> GOAL
Scan the material that follows. Copy every line containing the word "this".

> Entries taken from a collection
■ ■ ■

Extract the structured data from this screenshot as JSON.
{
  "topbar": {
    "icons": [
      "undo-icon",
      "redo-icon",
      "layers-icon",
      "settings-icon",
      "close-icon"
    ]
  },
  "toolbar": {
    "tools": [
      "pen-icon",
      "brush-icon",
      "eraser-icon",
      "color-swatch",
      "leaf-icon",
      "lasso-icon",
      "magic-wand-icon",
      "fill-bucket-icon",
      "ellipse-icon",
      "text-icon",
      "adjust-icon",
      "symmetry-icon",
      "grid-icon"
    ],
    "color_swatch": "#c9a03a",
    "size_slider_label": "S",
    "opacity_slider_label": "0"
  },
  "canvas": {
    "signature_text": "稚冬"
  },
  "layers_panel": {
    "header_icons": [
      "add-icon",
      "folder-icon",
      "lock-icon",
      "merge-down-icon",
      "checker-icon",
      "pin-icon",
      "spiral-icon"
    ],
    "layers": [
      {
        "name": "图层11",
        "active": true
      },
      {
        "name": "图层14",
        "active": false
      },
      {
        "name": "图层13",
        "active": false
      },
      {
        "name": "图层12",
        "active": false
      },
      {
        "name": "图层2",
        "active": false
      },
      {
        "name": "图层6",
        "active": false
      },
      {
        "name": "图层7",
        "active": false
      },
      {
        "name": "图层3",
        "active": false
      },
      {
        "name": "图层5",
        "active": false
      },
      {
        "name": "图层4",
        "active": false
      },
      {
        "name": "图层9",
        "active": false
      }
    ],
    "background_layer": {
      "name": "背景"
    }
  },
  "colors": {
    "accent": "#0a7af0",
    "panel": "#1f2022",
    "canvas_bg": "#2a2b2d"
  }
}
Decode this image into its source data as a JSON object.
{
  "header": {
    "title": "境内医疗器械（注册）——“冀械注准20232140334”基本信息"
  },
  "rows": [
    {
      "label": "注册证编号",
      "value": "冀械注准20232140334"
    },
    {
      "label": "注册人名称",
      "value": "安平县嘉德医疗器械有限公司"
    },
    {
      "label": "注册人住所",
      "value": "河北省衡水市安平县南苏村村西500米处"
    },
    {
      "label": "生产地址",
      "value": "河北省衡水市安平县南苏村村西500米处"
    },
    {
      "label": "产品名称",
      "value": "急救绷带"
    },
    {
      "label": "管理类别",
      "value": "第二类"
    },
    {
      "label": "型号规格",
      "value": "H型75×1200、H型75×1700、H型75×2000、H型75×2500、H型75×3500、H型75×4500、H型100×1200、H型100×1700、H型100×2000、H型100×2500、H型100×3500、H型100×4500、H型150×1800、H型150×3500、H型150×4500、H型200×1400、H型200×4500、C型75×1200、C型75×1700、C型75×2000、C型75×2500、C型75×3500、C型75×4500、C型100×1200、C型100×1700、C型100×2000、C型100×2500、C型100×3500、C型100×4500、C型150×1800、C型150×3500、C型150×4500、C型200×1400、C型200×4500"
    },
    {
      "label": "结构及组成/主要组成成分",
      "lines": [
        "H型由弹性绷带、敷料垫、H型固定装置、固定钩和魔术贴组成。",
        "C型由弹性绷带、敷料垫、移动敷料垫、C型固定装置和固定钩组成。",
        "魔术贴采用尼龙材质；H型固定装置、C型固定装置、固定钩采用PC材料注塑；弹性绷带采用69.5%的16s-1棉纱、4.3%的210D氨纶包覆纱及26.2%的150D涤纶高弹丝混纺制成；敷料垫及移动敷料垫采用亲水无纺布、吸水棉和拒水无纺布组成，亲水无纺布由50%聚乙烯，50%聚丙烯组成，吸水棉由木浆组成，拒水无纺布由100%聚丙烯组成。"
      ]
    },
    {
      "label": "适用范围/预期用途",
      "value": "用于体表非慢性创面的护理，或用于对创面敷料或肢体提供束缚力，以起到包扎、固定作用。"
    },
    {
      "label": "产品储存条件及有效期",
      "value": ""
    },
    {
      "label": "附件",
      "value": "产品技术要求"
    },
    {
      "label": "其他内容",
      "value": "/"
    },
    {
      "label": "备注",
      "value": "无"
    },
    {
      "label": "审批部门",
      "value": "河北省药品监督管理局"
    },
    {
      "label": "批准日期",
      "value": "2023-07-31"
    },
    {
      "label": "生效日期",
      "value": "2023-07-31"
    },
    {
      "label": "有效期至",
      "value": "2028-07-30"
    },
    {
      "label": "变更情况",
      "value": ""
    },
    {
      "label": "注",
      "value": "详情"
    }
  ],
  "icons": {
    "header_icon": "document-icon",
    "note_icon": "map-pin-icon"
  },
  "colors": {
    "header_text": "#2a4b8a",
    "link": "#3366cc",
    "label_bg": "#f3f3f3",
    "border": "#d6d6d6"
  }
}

■ ■ ■

> RESULT OF THE TASK
Extract the structured data from this screenshot as JSON.
Decode this image into its source data as a JSON object.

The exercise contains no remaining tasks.